§ **WHAT IS EXPECTED**
Repeat, exactly and in full, the lines of the listing below, but without any pictures.

━━━ PROVIDED MATERIAL

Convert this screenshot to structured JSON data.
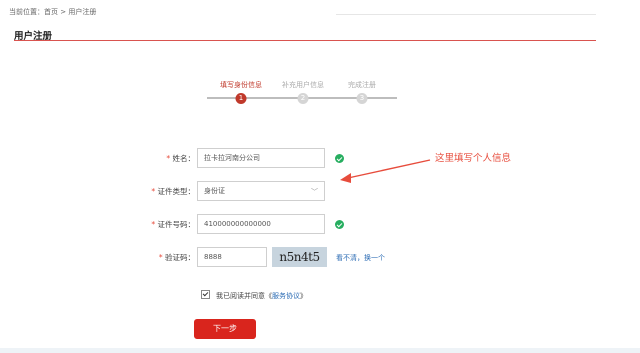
{
  "breadcrumb": "当前位置：首页 > 用户注册",
  "page_title": "用户注册",
  "steps": [
    {
      "number": "1",
      "label": "填写身份信息",
      "state": "active"
    },
    {
      "number": "2",
      "label": "补充用户信息",
      "state": "pending"
    },
    {
      "number": "3",
      "label": "完成注册",
      "state": "pending"
    }
  ],
  "form": {
    "name": {
      "label": "姓名：",
      "value": "拉卡拉河南分公司"
    },
    "id_type": {
      "label": "证件类型：",
      "value": "身份证"
    },
    "id_number": {
      "label": "证件号码：",
      "value": "410000000000000"
    },
    "captcha": {
      "label": "验证码：",
      "value": "8888",
      "image_text": "n5n4t5",
      "refresh_text": "看不清，换一个"
    }
  },
  "agreement": {
    "text": "我已阅读并同意《",
    "link": "服务协议",
    "suffix": "》"
  },
  "next_button": "下一步",
  "annotation": "这里填写个人信息",
  "colors": {
    "accent": "#d9251d",
    "valid": "#27ae60",
    "link": "#2d6db5"
  }
}
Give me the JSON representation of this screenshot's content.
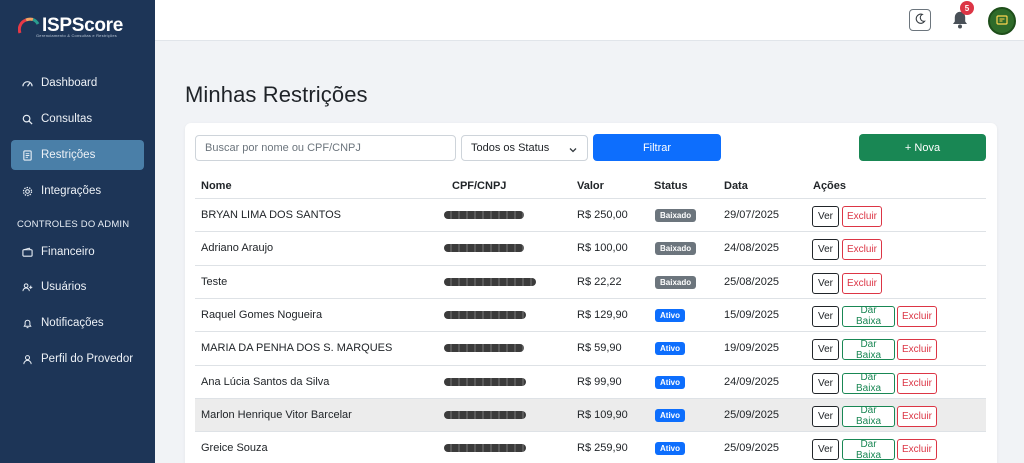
{
  "brand": {
    "name": "ISPScore",
    "tagline": "Gerenciamento & Consultas e Restrições"
  },
  "sidebar": {
    "items": [
      {
        "label": "Dashboard",
        "icon": "dashboard-icon"
      },
      {
        "label": "Consultas",
        "icon": "search-icon"
      },
      {
        "label": "Restrições",
        "icon": "document-icon",
        "active": true
      },
      {
        "label": "Integrações",
        "icon": "gear-icon"
      }
    ],
    "admin_title": "CONTROLES DO ADMIN",
    "admin_items": [
      {
        "label": "Financeiro",
        "icon": "wallet-icon"
      },
      {
        "label": "Usuários",
        "icon": "users-icon"
      },
      {
        "label": "Notificações",
        "icon": "bell-icon"
      },
      {
        "label": "Perfil do Provedor",
        "icon": "user-icon"
      }
    ]
  },
  "header": {
    "notification_count": "5"
  },
  "main": {
    "title": "Minhas Restrições",
    "search_placeholder": "Buscar por nome ou CPF/CNPJ",
    "status_select": "Todos os Status",
    "filter_label": "Filtrar",
    "new_label": "+ Nova",
    "columns": [
      "Nome",
      "CPF/CNPJ",
      "Valor",
      "Status",
      "Data",
      "Ações"
    ],
    "actions": {
      "ver": "Ver",
      "dar_baixa": "Dar Baixa",
      "excluir": "Excluir"
    },
    "rows": [
      {
        "nome": "BRYAN LIMA DOS SANTOS",
        "valor": "R$ 250,00",
        "status": "Baixado",
        "data": "29/07/2025"
      },
      {
        "nome": "Adriano Araujo",
        "valor": "R$ 100,00",
        "status": "Baixado",
        "data": "24/08/2025"
      },
      {
        "nome": "Teste",
        "valor": "R$ 22,22",
        "status": "Baixado",
        "data": "25/08/2025"
      },
      {
        "nome": "Raquel Gomes Nogueira",
        "valor": "R$ 129,90",
        "status": "Ativo",
        "data": "15/09/2025"
      },
      {
        "nome": "MARIA DA PENHA DOS S. MARQUES",
        "valor": "R$ 59,90",
        "status": "Ativo",
        "data": "19/09/2025"
      },
      {
        "nome": "Ana Lúcia Santos da Silva",
        "valor": "R$ 99,90",
        "status": "Ativo",
        "data": "24/09/2025"
      },
      {
        "nome": "Marlon Henrique Vitor Barcelar",
        "valor": "R$ 109,90",
        "status": "Ativo",
        "data": "25/09/2025"
      },
      {
        "nome": "Greice Souza",
        "valor": "R$ 259,90",
        "status": "Ativo",
        "data": "25/09/2025"
      }
    ]
  }
}
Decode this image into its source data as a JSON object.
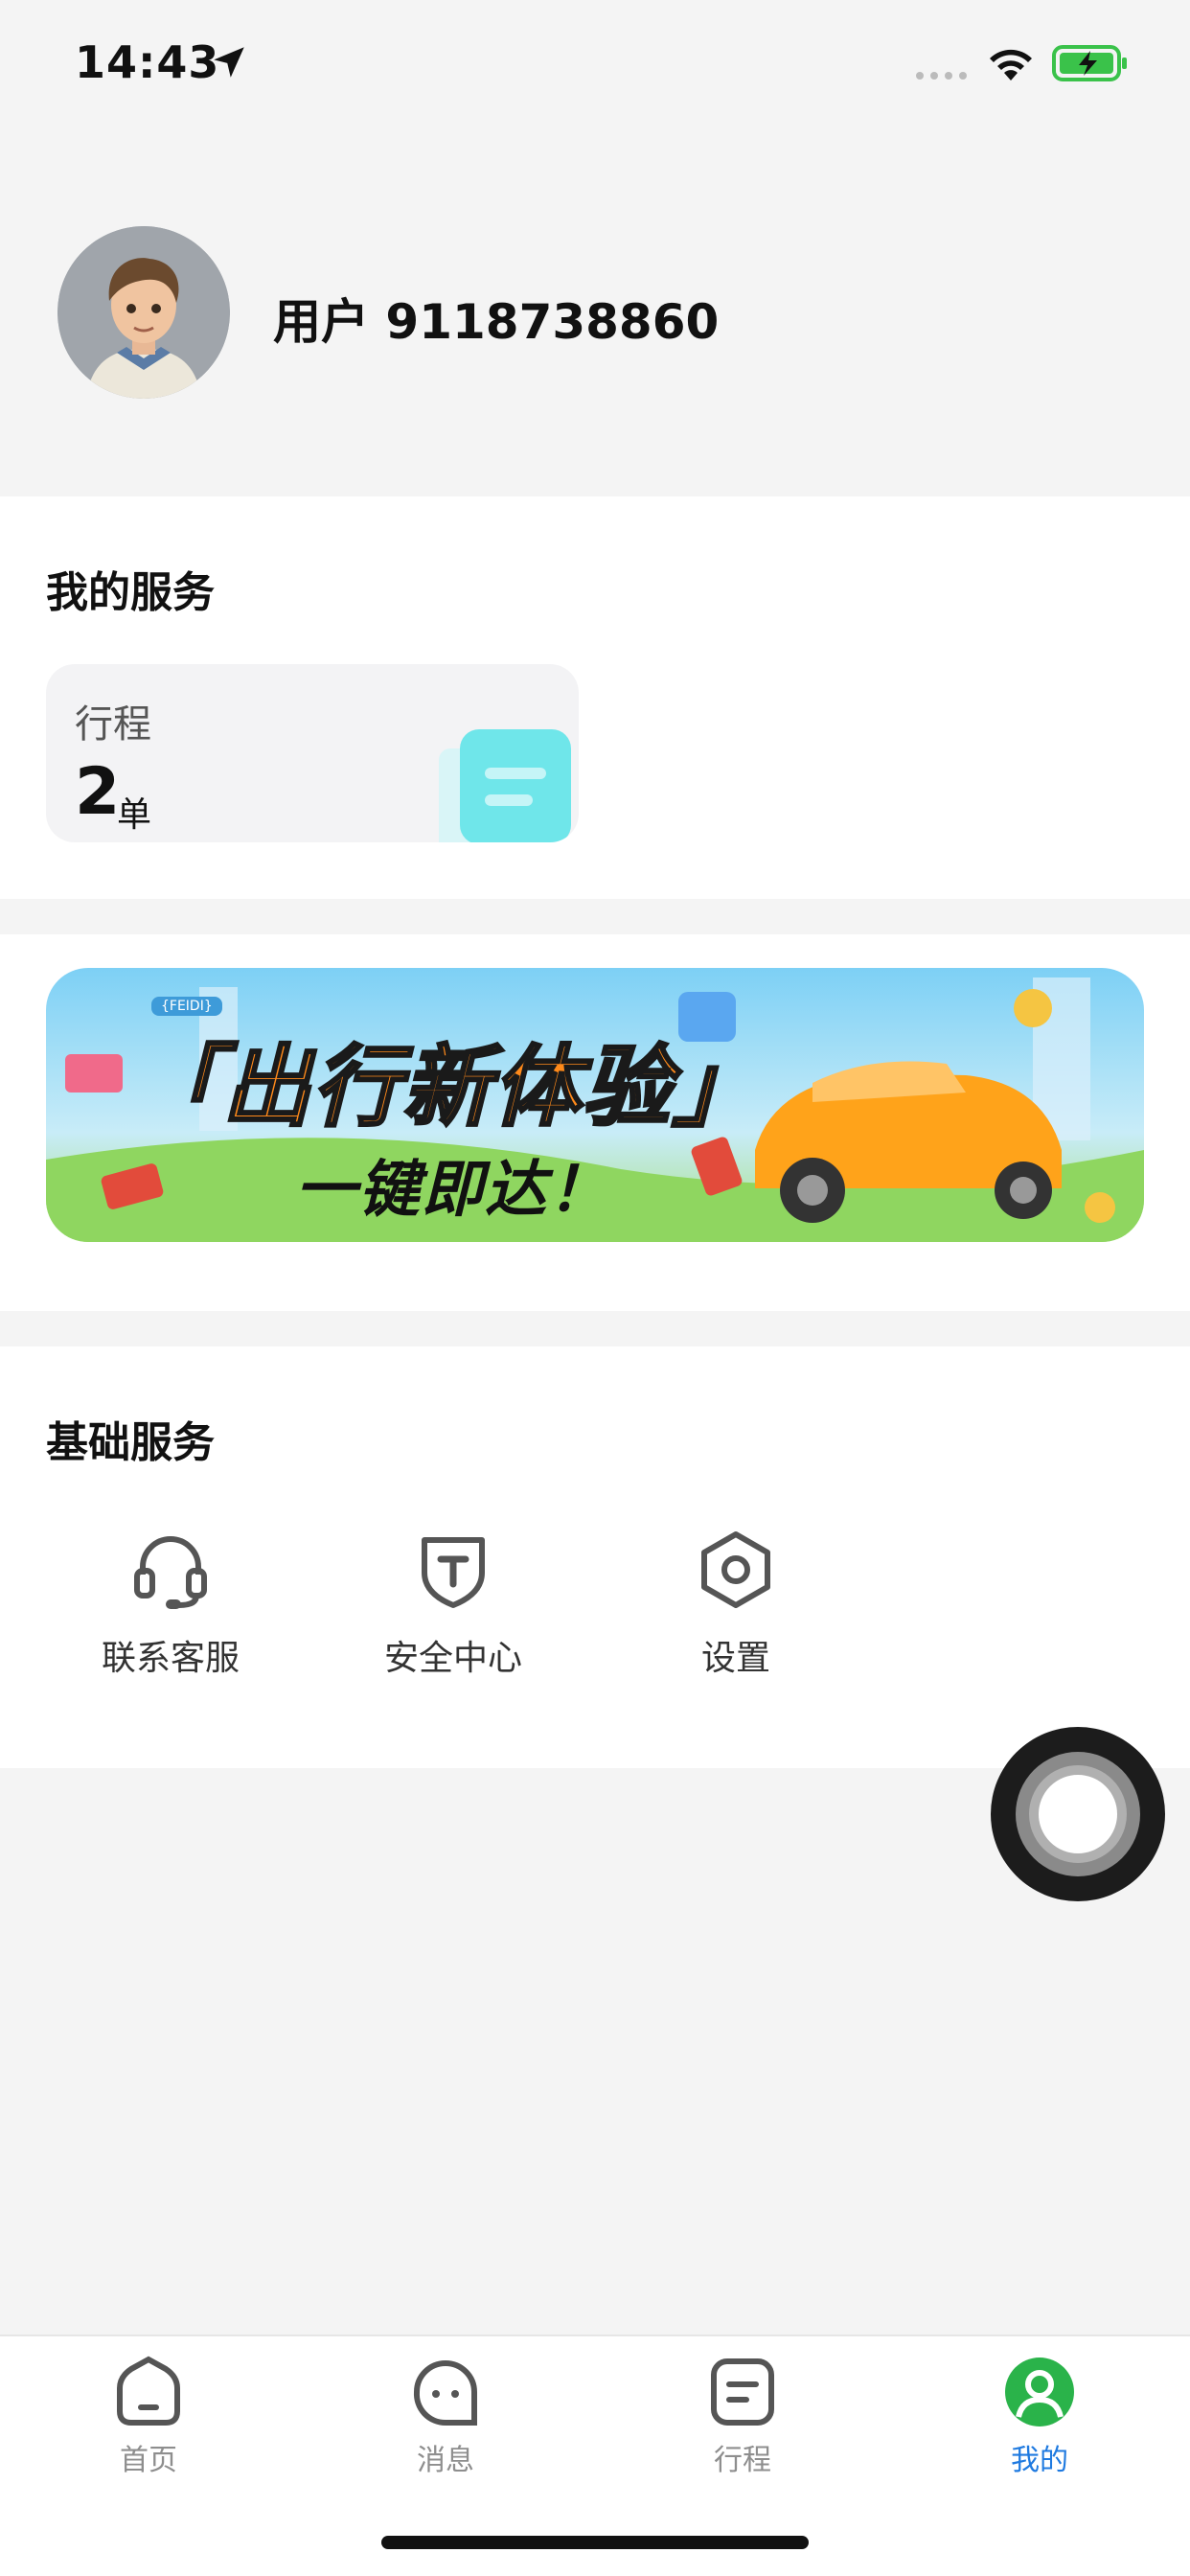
{
  "status_bar": {
    "time": "14:43"
  },
  "profile": {
    "username": "用户 9118738860"
  },
  "my_services": {
    "title": "我的服务",
    "trip": {
      "label": "行程",
      "count": "2",
      "unit": "单"
    }
  },
  "banner": {
    "title": "「出行新体验」",
    "subtitle": "一键即达！",
    "tag": "{FEIDI}"
  },
  "basic_services": {
    "title": "基础服务",
    "items": [
      {
        "label": "联系客服",
        "icon": "headset-icon"
      },
      {
        "label": "安全中心",
        "icon": "shield-icon"
      },
      {
        "label": "设置",
        "icon": "gear-icon"
      }
    ]
  },
  "tabbar": {
    "tabs": [
      {
        "label": "首页",
        "icon": "home-icon",
        "active": false
      },
      {
        "label": "消息",
        "icon": "message-icon",
        "active": false
      },
      {
        "label": "行程",
        "icon": "trip-icon",
        "active": false
      },
      {
        "label": "我的",
        "icon": "profile-icon",
        "active": true
      }
    ],
    "active_color": "#1f7ae0",
    "inactive_color": "#8e8e8e"
  },
  "colors": {
    "accent": "#1f7ae0",
    "trip_icon": "#5ee0e6",
    "banner_title": "#ff8a1a"
  }
}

━━━━━━

§ **ANSWER TO THE TASK**
Convert this screenshot to structured JSON data.
{
  "breadcrumb": "当前位置：首页 > 用户注册",
  "page_title": "用户注册",
  "steps": [
    {
      "number": "1",
      "label": "填写身份信息",
      "state": "active"
    },
    {
      "number": "2",
      "label": "补充用户信息",
      "state": "pending"
    },
    {
      "number": "3",
      "label": "完成注册",
      "state": "pending"
    }
  ],
  "form": {
    "name": {
      "label": "姓名：",
      "value": "拉卡拉河南分公司"
    },
    "id_type": {
      "label": "证件类型：",
      "value": "身份证"
    },
    "id_number": {
      "label": "证件号码：",
      "value": "410000000000000"
    },
    "captcha": {
      "label": "验证码：",
      "value": "8888",
      "image_text": "n5n4t5",
      "refresh_text": "看不清，换一个"
    }
  },
  "agreement": {
    "text": "我已阅读并同意《",
    "link": "服务协议",
    "suffix": "》"
  },
  "next_button": "下一步",
  "annotation": "这里填写个人信息",
  "colors": {
    "accent": "#d9251d",
    "valid": "#27ae60",
    "link": "#2d6db5"
  }
}
Give me the JSON representation of this screenshot's content.
{
  "brand": {
    "name": "ISPScore",
    "tagline": "Gerenciamento & Consultas e Restrições"
  },
  "sidebar": {
    "items": [
      {
        "label": "Dashboard",
        "icon": "dashboard-icon"
      },
      {
        "label": "Consultas",
        "icon": "search-icon"
      },
      {
        "label": "Restrições",
        "icon": "document-icon",
        "active": true
      },
      {
        "label": "Integrações",
        "icon": "gear-icon"
      }
    ],
    "admin_title": "CONTROLES DO ADMIN",
    "admin_items": [
      {
        "label": "Financeiro",
        "icon": "wallet-icon"
      },
      {
        "label": "Usuários",
        "icon": "users-icon"
      },
      {
        "label": "Notificações",
        "icon": "bell-icon"
      },
      {
        "label": "Perfil do Provedor",
        "icon": "user-icon"
      }
    ]
  },
  "header": {
    "notification_count": "5"
  },
  "main": {
    "title": "Minhas Restrições",
    "search_placeholder": "Buscar por nome ou CPF/CNPJ",
    "status_select": "Todos os Status",
    "filter_label": "Filtrar",
    "new_label": "+ Nova",
    "columns": [
      "Nome",
      "CPF/CNPJ",
      "Valor",
      "Status",
      "Data",
      "Ações"
    ],
    "actions": {
      "ver": "Ver",
      "dar_baixa": "Dar Baixa",
      "excluir": "Excluir"
    },
    "rows": [
      {
        "nome": "BRYAN LIMA DOS SANTOS",
        "valor": "R$ 250,00",
        "status": "Baixado",
        "data": "29/07/2025"
      },
      {
        "nome": "Adriano Araujo",
        "valor": "R$ 100,00",
        "status": "Baixado",
        "data": "24/08/2025"
      },
      {
        "nome": "Teste",
        "valor": "R$ 22,22",
        "status": "Baixado",
        "data": "25/08/2025"
      },
      {
        "nome": "Raquel Gomes Nogueira",
        "valor": "R$ 129,90",
        "status": "Ativo",
        "data": "15/09/2025"
      },
      {
        "nome": "MARIA DA PENHA DOS S. MARQUES",
        "valor": "R$ 59,90",
        "status": "Ativo",
        "data": "19/09/2025"
      },
      {
        "nome": "Ana Lúcia Santos da Silva",
        "valor": "R$ 99,90",
        "status": "Ativo",
        "data": "24/09/2025"
      },
      {
        "nome": "Marlon Henrique Vitor Barcelar",
        "valor": "R$ 109,90",
        "status": "Ativo",
        "data": "25/09/2025"
      },
      {
        "nome": "Greice Souza",
        "valor": "R$ 259,90",
        "status": "Ativo",
        "data": "25/09/2025"
      }
    ]
  }
}
Decode this image into its source data as a JSON object.
{
  "status_bar": {
    "time": "14:43"
  },
  "profile": {
    "username": "用户 9118738860"
  },
  "my_services": {
    "title": "我的服务",
    "trip": {
      "label": "行程",
      "count": "2",
      "unit": "单"
    }
  },
  "banner": {
    "title": "「出行新体验」",
    "subtitle": "一键即达！",
    "tag": "{FEIDI}"
  },
  "basic_services": {
    "title": "基础服务",
    "items": [
      {
        "label": "联系客服",
        "icon": "headset-icon"
      },
      {
        "label": "安全中心",
        "icon": "shield-icon"
      },
      {
        "label": "设置",
        "icon": "gear-icon"
      }
    ]
  },
  "tabbar": {
    "tabs": [
      {
        "label": "首页",
        "icon": "home-icon",
        "active": false
      },
      {
        "label": "消息",
        "icon": "message-icon",
        "active": false
      },
      {
        "label": "行程",
        "icon": "trip-icon",
        "active": false
      },
      {
        "label": "我的",
        "icon": "profile-icon",
        "active": true
      }
    ],
    "active_color": "#1f7ae0",
    "inactive_color": "#8e8e8e"
  },
  "colors": {
    "accent": "#1f7ae0",
    "trip_icon": "#5ee0e6",
    "banner_title": "#ff8a1a"
  }
}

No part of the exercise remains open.